TASK REQUIREMENTS
Write out the data again in full, exactly as it reads.
**********
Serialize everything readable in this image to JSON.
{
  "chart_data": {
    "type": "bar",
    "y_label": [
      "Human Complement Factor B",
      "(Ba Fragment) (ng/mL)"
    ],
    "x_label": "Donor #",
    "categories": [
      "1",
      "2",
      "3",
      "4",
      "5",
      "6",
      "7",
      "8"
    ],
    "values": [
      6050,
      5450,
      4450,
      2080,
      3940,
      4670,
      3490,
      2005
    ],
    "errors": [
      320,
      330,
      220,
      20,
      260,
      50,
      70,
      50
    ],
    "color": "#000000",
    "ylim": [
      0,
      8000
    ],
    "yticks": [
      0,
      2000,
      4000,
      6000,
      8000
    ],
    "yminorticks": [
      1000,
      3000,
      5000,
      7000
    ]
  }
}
**********
FULL RESPONSE
Serialize everything readable in this image to JSON.
{
  "chart_data": {
    "type": "bar",
    "y_label": [
      "Human Complement Factor B",
      "(Ba Fragment) (ng/mL)"
    ],
    "x_label": "Donor #",
    "categories": [
      "1",
      "2",
      "3",
      "4",
      "5",
      "6",
      "7",
      "8"
    ],
    "values": [
      6050,
      5450,
      4450,
      2080,
      3940,
      4670,
      3490,
      2005
    ],
    "errors": [
      320,
      330,
      220,
      20,
      260,
      50,
      70,
      50
    ],
    "color": "#000000",
    "ylim": [
      0,
      8000
    ],
    "yticks": [
      0,
      2000,
      4000,
      6000,
      8000
    ],
    "yminorticks": [
      1000,
      3000,
      5000,
      7000
    ]
  }
}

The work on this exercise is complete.